§ SHORT EXERCISE: Extract the entries in their exact form.

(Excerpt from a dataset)
* * *
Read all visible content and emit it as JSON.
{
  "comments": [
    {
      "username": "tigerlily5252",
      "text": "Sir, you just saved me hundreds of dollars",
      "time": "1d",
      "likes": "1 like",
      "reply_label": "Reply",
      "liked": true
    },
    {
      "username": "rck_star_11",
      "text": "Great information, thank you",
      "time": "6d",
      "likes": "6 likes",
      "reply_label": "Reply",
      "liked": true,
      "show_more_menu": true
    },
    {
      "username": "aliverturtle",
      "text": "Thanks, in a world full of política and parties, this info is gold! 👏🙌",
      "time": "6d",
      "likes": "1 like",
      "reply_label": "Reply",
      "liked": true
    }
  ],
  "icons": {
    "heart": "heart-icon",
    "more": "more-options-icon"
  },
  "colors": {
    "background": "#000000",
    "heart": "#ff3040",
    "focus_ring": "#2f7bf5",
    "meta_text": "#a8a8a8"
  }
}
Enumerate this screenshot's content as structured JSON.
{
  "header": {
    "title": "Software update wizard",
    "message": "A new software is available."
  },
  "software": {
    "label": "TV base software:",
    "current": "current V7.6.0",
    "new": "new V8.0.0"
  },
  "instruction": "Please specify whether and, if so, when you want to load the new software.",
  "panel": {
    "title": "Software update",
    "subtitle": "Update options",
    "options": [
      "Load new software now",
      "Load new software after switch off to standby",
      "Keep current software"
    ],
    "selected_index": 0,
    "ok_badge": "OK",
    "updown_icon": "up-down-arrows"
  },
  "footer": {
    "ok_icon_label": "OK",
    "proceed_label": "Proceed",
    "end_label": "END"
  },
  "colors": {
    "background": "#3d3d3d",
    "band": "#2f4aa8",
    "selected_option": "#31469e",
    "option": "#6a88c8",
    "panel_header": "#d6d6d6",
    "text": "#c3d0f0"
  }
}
* * *
§ FINISHED TASK:
Read all visible content and emit it as JSON.
{
  "comments": [
    {
      "username": "tigerlily5252",
      "text": "Sir, you just saved me hundreds of dollars",
      "time": "1d",
      "likes": "1 like",
      "reply_label": "Reply",
      "liked": true
    },
    {
      "username": "rck_star_11",
      "text": "Great information, thank you",
      "time": "6d",
      "likes": "6 likes",
      "reply_label": "Reply",
      "liked": true,
      "show_more_menu": true
    },
    {
      "username": "aliverturtle",
      "text": "Thanks, in a world full of política and parties, this info is gold! 👏🙌",
      "time": "6d",
      "likes": "1 like",
      "reply_label": "Reply",
      "liked": true
    }
  ],
  "icons": {
    "heart": "heart-icon",
    "more": "more-options-icon"
  },
  "colors": {
    "background": "#000000",
    "heart": "#ff3040",
    "focus_ring": "#2f7bf5",
    "meta_text": "#a8a8a8"
  }
}
Enumerate this screenshot's content as structured JSON.
{
  "header": {
    "title": "Software update wizard",
    "message": "A new software is available."
  },
  "software": {
    "label": "TV base software:",
    "current": "current V7.6.0",
    "new": "new V8.0.0"
  },
  "instruction": "Please specify whether and, if so, when you want to load the new software.",
  "panel": {
    "title": "Software update",
    "subtitle": "Update options",
    "options": [
      "Load new software now",
      "Load new software after switch off to standby",
      "Keep current software"
    ],
    "selected_index": 0,
    "ok_badge": "OK",
    "updown_icon": "up-down-arrows"
  },
  "footer": {
    "ok_icon_label": "OK",
    "proceed_label": "Proceed",
    "end_label": "END"
  },
  "colors": {
    "background": "#3d3d3d",
    "band": "#2f4aa8",
    "selected_option": "#31469e",
    "option": "#6a88c8",
    "panel_header": "#d6d6d6",
    "text": "#c3d0f0"
  }
}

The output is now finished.